◆ Exercise aim: Return each line of the records with nothing changed, pictures excepted.

Dataset entries on figures:
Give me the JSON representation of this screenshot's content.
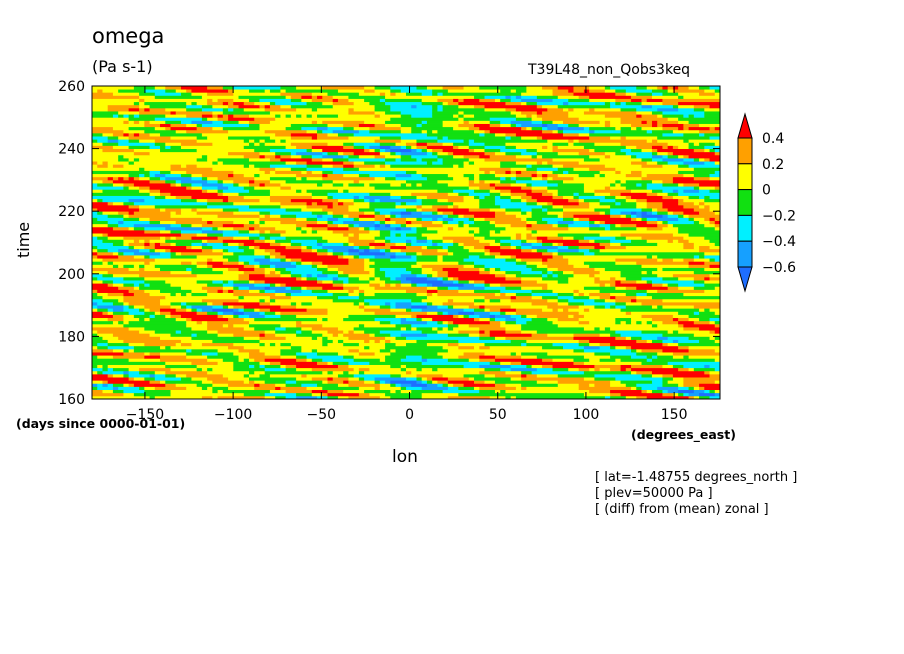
{
  "header": {
    "title": "omega",
    "units": "(Pa s-1)",
    "run_name": "T39L48_non_Qobs3keq"
  },
  "notes": [
    "[ lat=-1.48755 degrees_north ]",
    "[ plev=50000 Pa ]",
    "[ (diff) from (mean) zonal ]"
  ],
  "colors": {
    "below_-0.6": "#1e6eff",
    "-0.6_to_-0.4": "#16a0ff",
    "-0.4_to_-0.2": "#00f0ff",
    "-0.2_to_0": "#11e011",
    "0_to_0.2": "#ffff00",
    "0.2_to_0.4": "#ffa000",
    "above_0.4": "#ff0000"
  },
  "chart_data": {
    "type": "heatmap",
    "title": "omega",
    "units": "(Pa s-1)",
    "xlabel": "lon",
    "xunits": "(degrees_east)",
    "ylabel": "time",
    "yunits": "(days since 0000-01-01)",
    "xlim": [
      -180,
      176
    ],
    "ylim": [
      160,
      260
    ],
    "xticks": [
      -150,
      -100,
      -50,
      0,
      50,
      100,
      150
    ],
    "yticks": [
      160,
      180,
      200,
      220,
      240,
      260
    ],
    "colorbar": {
      "levels": [
        -0.6,
        -0.4,
        -0.2,
        0,
        0.2,
        0.4
      ],
      "labels": [
        "-0.6",
        "-0.4",
        "-0.2",
        "0",
        "0.2",
        "0.4"
      ],
      "colors": [
        "#1e6eff",
        "#16a0ff",
        "#00f0ff",
        "#11e011",
        "#ffff00",
        "#ffa000",
        "#ff0000"
      ],
      "extend": "both"
    },
    "field_description_values": {
      "dominant_range": [
        0,
        0.2
      ],
      "strong_ascent_band_lon": [
        -20,
        15
      ]
    }
  }
}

◆ Written answer:
Give me the JSON representation of this screenshot's content.
{
  "header": {
    "title": "omega",
    "units": "(Pa s-1)",
    "run_name": "T39L48_non_Qobs3keq"
  },
  "notes": [
    "[ lat=-1.48755 degrees_north ]",
    "[ plev=50000 Pa ]",
    "[ (diff) from (mean) zonal ]"
  ],
  "colors": {
    "below_-0.6": "#1e6eff",
    "-0.6_to_-0.4": "#16a0ff",
    "-0.4_to_-0.2": "#00f0ff",
    "-0.2_to_0": "#11e011",
    "0_to_0.2": "#ffff00",
    "0.2_to_0.4": "#ffa000",
    "above_0.4": "#ff0000"
  },
  "chart_data": {
    "type": "heatmap",
    "title": "omega",
    "units": "(Pa s-1)",
    "xlabel": "lon",
    "xunits": "(degrees_east)",
    "ylabel": "time",
    "yunits": "(days since 0000-01-01)",
    "xlim": [
      -180,
      176
    ],
    "ylim": [
      160,
      260
    ],
    "xticks": [
      -150,
      -100,
      -50,
      0,
      50,
      100,
      150
    ],
    "yticks": [
      160,
      180,
      200,
      220,
      240,
      260
    ],
    "colorbar": {
      "levels": [
        -0.6,
        -0.4,
        -0.2,
        0,
        0.2,
        0.4
      ],
      "labels": [
        "-0.6",
        "-0.4",
        "-0.2",
        "0",
        "0.2",
        "0.4"
      ],
      "colors": [
        "#1e6eff",
        "#16a0ff",
        "#00f0ff",
        "#11e011",
        "#ffff00",
        "#ffa000",
        "#ff0000"
      ],
      "extend": "both"
    },
    "field_description_values": {
      "dominant_range": [
        0,
        0.2
      ],
      "strong_ascent_band_lon": [
        -20,
        15
      ]
    }
  }
}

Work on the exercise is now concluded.